* [EXERCISE] Output the full listing below exactly as it reads, and skip anything that is a picture.

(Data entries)

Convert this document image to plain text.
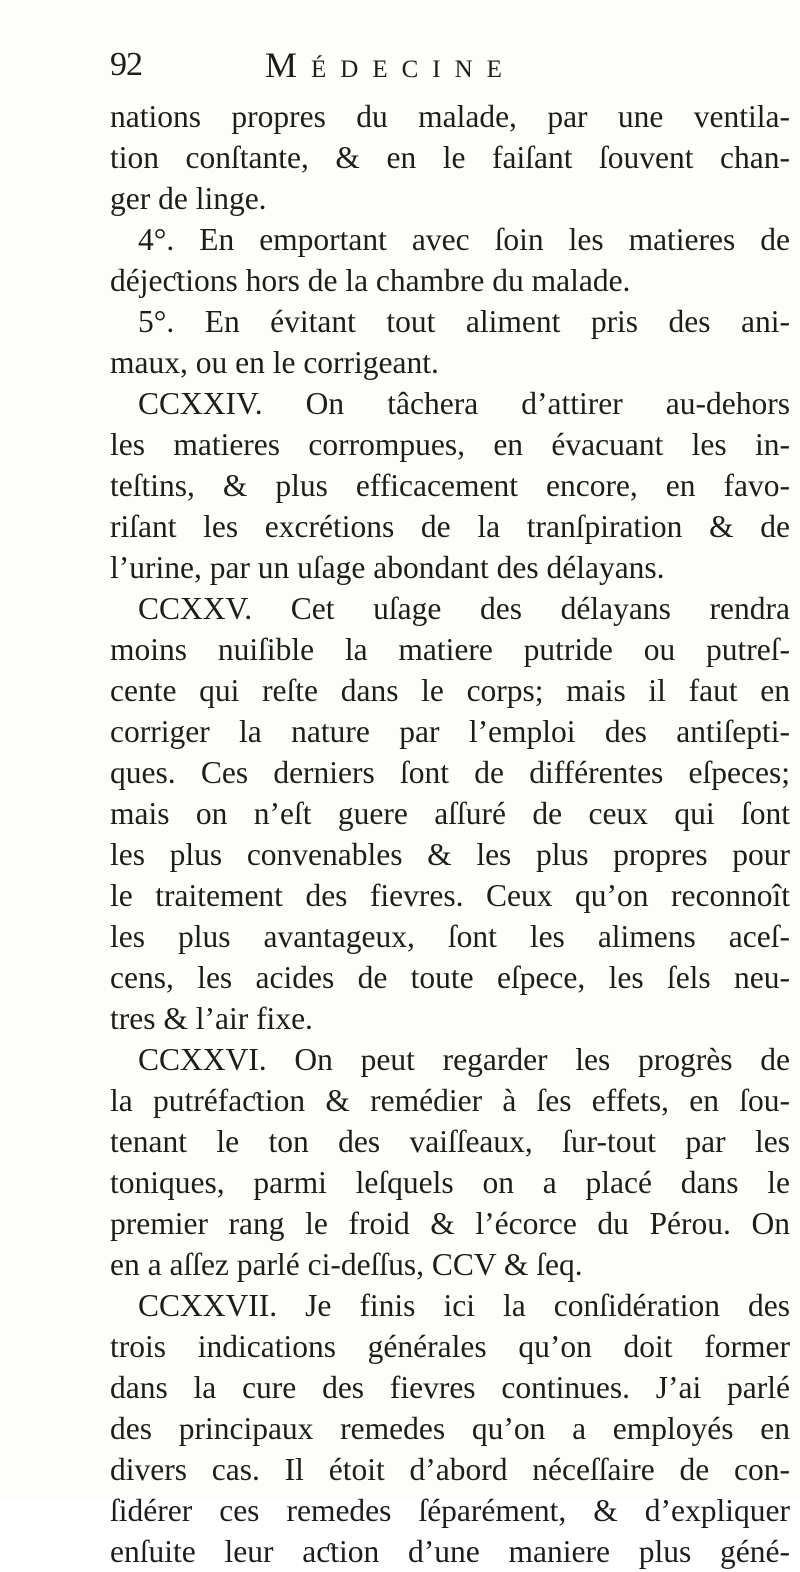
92	Médecine
nations propres du malade, par une ventila-
tion conſtante, & en le faiſant ſouvent chan-
ger de linge.
4°. En emportant avec ſoin les matieres de
déjeƈtions hors de la chambre du malade.
5°. En évitant tout aliment pris des ani-
maux, ou en le corrigeant.
CCXXIV. On tâchera d’attirer au-dehors
les matieres corrompues, en évacuant les in-
teſtins, & plus efficacement encore, en favo-
riſant les excrétions de la tranſpiration & de
l’urine, par un uſage abondant des délayans.
CCXXV. Cet uſage des délayans rendra
moins nuiſible la matiere putride ou putreſ-
cente qui reſte dans le corps; mais il faut en
corriger la nature par l’emploi des antiſepti-
ques. Ces derniers ſont de différentes eſpeces;
mais on n’eſt guere aſſuré de ceux qui ſont
les plus convenables & les plus propres pour
le traitement des fievres. Ceux qu’on reconnoît
les plus avantageux, ſont les alimens aceſ-
cens, les acides de toute eſpece, les ſels neu-
tres & l’air fixe.
CCXXVI. On peut regarder les progrès de
la putréfaƈtion & remédier à ſes effets, en ſou-
tenant le ton des vaiſſeaux, ſur-tout par les
toniques, parmi leſquels on a placé dans le
premier rang le froid & l’écorce du Pérou. On
en a aſſez parlé ci-deſſus, CCV & ſeq.
CCXXVII. Je finis ici la conſidération des
trois indications générales qu’on doit former
dans la cure des fievres continues. J’ai parlé
des principaux remedes qu’on a employés en
divers cas. Il étoit d’abord néceſſaire de con-
ſidérer ces remedes ſéparément, & d’expliquer
enſuite leur aƈtion d’une maniere plus géné-
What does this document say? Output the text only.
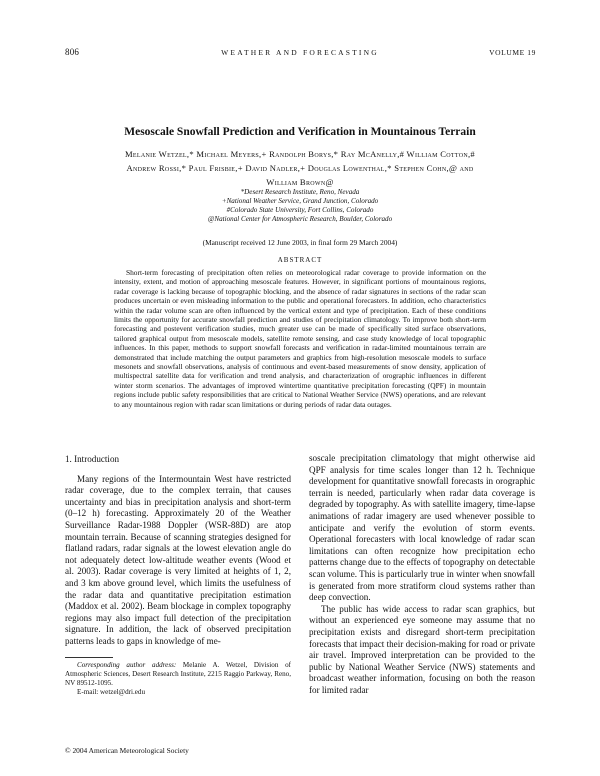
806	WEATHER AND FORECASTING	VOLUME 19
Mesoscale Snowfall Prediction and Verification in Mountainous Terrain
Melanie Wetzel,* Michael Meyers,+ Randolph Borys,* Ray McAnelly,# William Cotton,#
Andrew Rossi,* Paul Frisbie,+ David Nadler,+ Douglas Lowenthal,* Stephen Cohn,@ and
William Brown@
*Desert Research Institute, Reno, Nevada
+National Weather Service, Grand Junction, Colorado
#Colorado State University, Fort Collins, Colorado
@National Center for Atmospheric Research, Boulder, Colorado
(Manuscript received 12 June 2003, in final form 29 March 2004)
ABSTRACT
Short-term forecasting of precipitation often relies on meteorological radar coverage to provide information on the intensity, extent, and motion of approaching mesoscale features. However, in significant portions of mountainous regions, radar coverage is lacking because of topographic blocking, and the absence of radar signatures in sections of the radar scan produces uncertain or even misleading information to the public and operational forecasters. In addition, echo characteristics within the radar volume scan are often influenced by the vertical extent and type of precipitation. Each of these conditions limits the opportunity for accurate snowfall prediction and studies of precipitation climatology. To improve both short-term forecasting and postevent verification studies, much greater use can be made of specifically sited surface observations, tailored graphical output from mesoscale models, satellite remote sensing, and case study knowledge of local topographic influences. In this paper, methods to support snowfall forecasts and verification in radar-limited mountainous terrain are demonstrated that include matching the output parameters and graphics from high-resolution mesoscale models to surface mesonets and snowfall observations, analysis of continuous and event-based measurements of snow density, application of multispectral satellite data for verification and trend analysis, and characterization of orographic influences in different winter storm scenarios. The advantages of improved wintertime quantitative precipitation forecasting (QPF) in mountain regions include public safety responsibilities that are critical to National Weather Service (NWS) operations, and are relevant to any mountainous region with radar scan limitations or during periods of radar data outages.
1. Introduction

Many regions of the Intermountain West have restricted radar coverage, due to the complex terrain, that causes uncertainty and bias in precipitation analysis and short-term (0–12 h) forecasting. Approximately 20 of the Weather Surveillance Radar-1988 Doppler (WSR-88D) are atop mountain terrain. Because of scanning strategies designed for flatland radars, radar signals at the lowest elevation angle do not adequately detect low-altitude weather events (Wood et al. 2003). Radar coverage is very limited at heights of 1, 2, and 3 km above ground level, which limits the usefulness of the radar data and quantitative precipitation estimation (Maddox et al. 2002). Beam blockage in complex topography regions may also impact full detection of the precipitation signature. In addition, the lack of observed precipitation patterns leads to gaps in knowledge of me-

soscale precipitation climatology that might otherwise aid QPF analysis for time scales longer than 12 h. Technique development for quantitative snowfall forecasts in orographic terrain is needed, particularly when radar data coverage is degraded by topography. As with satellite imagery, time-lapse animations of radar imagery are used whenever possible to anticipate and verify the evolution of storm events. Operational forecasters with local knowledge of radar scan limitations can often recognize how precipitation echo patterns change due to the effects of topography on detectable scan volume. This is particularly true in winter when snowfall is generated from more stratiform cloud systems rather than deep convection.

The public has wide access to radar scan graphics, but without an experienced eye someone may assume that no precipitation exists and disregard short-term precipitation forecasts that impact their decision-making for road or private air travel. Improved interpretation can be provided to the public by National Weather Service (NWS) statements and broadcast weather information, focusing on both the reason for limited radar

Corresponding author address: Melanie A. Wetzel, Division of Atmospheric Sciences, Desert Research Institute, 2215 Raggio Parkway, Reno, NV 89512-1095.
E-mail: wetzel@dri.edu
© 2004 American Meteorological Society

* [CORRECT ANSWER]
Convert this document image to plain text.
92	Médecine
nations propres du malade, par une ventila-
tion conſtante, & en le faiſant ſouvent chan-
ger de linge.
4°. En emportant avec ſoin les matieres de
déjeƈtions hors de la chambre du malade.
5°. En évitant tout aliment pris des ani-
maux, ou en le corrigeant.
CCXXIV. On tâchera d’attirer au-dehors
les matieres corrompues, en évacuant les in-
teſtins, & plus efficacement encore, en favo-
riſant les excrétions de la tranſpiration & de
l’urine, par un uſage abondant des délayans.
CCXXV. Cet uſage des délayans rendra
moins nuiſible la matiere putride ou putreſ-
cente qui reſte dans le corps; mais il faut en
corriger la nature par l’emploi des antiſepti-
ques. Ces derniers ſont de différentes eſpeces;
mais on n’eſt guere aſſuré de ceux qui ſont
les plus convenables & les plus propres pour
le traitement des fievres. Ceux qu’on reconnoît
les plus avantageux, ſont les alimens aceſ-
cens, les acides de toute eſpece, les ſels neu-
tres & l’air fixe.
CCXXVI. On peut regarder les progrès de
la putréfaƈtion & remédier à ſes effets, en ſou-
tenant le ton des vaiſſeaux, ſur-tout par les
toniques, parmi leſquels on a placé dans le
premier rang le froid & l’écorce du Pérou. On
en a aſſez parlé ci-deſſus, CCV & ſeq.
CCXXVII. Je finis ici la conſidération des
trois indications générales qu’on doit former
dans la cure des fievres continues. J’ai parlé
des principaux remedes qu’on a employés en
divers cas. Il étoit d’abord néceſſaire de con-
ſidérer ces remedes ſéparément, & d’expliquer
enſuite leur aƈtion d’une maniere plus géné-
What does this document say? Output the text only.
806	WEATHER AND FORECASTING	VOLUME 19
Mesoscale Snowfall Prediction and Verification in Mountainous Terrain
Melanie Wetzel,* Michael Meyers,+ Randolph Borys,* Ray McAnelly,# William Cotton,#
Andrew Rossi,* Paul Frisbie,+ David Nadler,+ Douglas Lowenthal,* Stephen Cohn,@ and
William Brown@
*Desert Research Institute, Reno, Nevada
+National Weather Service, Grand Junction, Colorado
#Colorado State University, Fort Collins, Colorado
@National Center for Atmospheric Research, Boulder, Colorado
(Manuscript received 12 June 2003, in final form 29 March 2004)
ABSTRACT
Short-term forecasting of precipitation often relies on meteorological radar coverage to provide information on the intensity, extent, and motion of approaching mesoscale features. However, in significant portions of mountainous regions, radar coverage is lacking because of topographic blocking, and the absence of radar signatures in sections of the radar scan produces uncertain or even misleading information to the public and operational forecasters. In addition, echo characteristics within the radar volume scan are often influenced by the vertical extent and type of precipitation. Each of these conditions limits the opportunity for accurate snowfall prediction and studies of precipitation climatology. To improve both short-term forecasting and postevent verification studies, much greater use can be made of specifically sited surface observations, tailored graphical output from mesoscale models, satellite remote sensing, and case study knowledge of local topographic influences. In this paper, methods to support snowfall forecasts and verification in radar-limited mountainous terrain are demonstrated that include matching the output parameters and graphics from high-resolution mesoscale models to surface mesonets and snowfall observations, analysis of continuous and event-based measurements of snow density, application of multispectral satellite data for verification and trend analysis, and characterization of orographic influences in different winter storm scenarios. The advantages of improved wintertime quantitative precipitation forecasting (QPF) in mountain regions include public safety responsibilities that are critical to National Weather Service (NWS) operations, and are relevant to any mountainous region with radar scan limitations or during periods of radar data outages.
1. Introduction

Many regions of the Intermountain West have restricted radar coverage, due to the complex terrain, that causes uncertainty and bias in precipitation analysis and short-term (0–12 h) forecasting. Approximately 20 of the Weather Surveillance Radar-1988 Doppler (WSR-88D) are atop mountain terrain. Because of scanning strategies designed for flatland radars, radar signals at the lowest elevation angle do not adequately detect low-altitude weather events (Wood et al. 2003). Radar coverage is very limited at heights of 1, 2, and 3 km above ground level, which limits the usefulness of the radar data and quantitative precipitation estimation (Maddox et al. 2002). Beam blockage in complex topography regions may also impact full detection of the precipitation signature. In addition, the lack of observed precipitation patterns leads to gaps in knowledge of me-

soscale precipitation climatology that might otherwise aid QPF analysis for time scales longer than 12 h. Technique development for quantitative snowfall forecasts in orographic terrain is needed, particularly when radar data coverage is degraded by topography. As with satellite imagery, time-lapse animations of radar imagery are used whenever possible to anticipate and verify the evolution of storm events. Operational forecasters with local knowledge of radar scan limitations can often recognize how precipitation echo patterns change due to the effects of topography on detectable scan volume. This is particularly true in winter when snowfall is generated from more stratiform cloud systems rather than deep convection.

The public has wide access to radar scan graphics, but without an experienced eye someone may assume that no precipitation exists and disregard short-term precipitation forecasts that impact their decision-making for road or private air travel. Improved interpretation can be provided to the public by National Weather Service (NWS) statements and broadcast weather information, focusing on both the reason for limited radar

Corresponding author address: Melanie A. Wetzel, Division of Atmospheric Sciences, Desert Research Institute, 2215 Raggio Parkway, Reno, NV 89512-1095.
E-mail: wetzel@dri.edu
© 2004 American Meteorological Society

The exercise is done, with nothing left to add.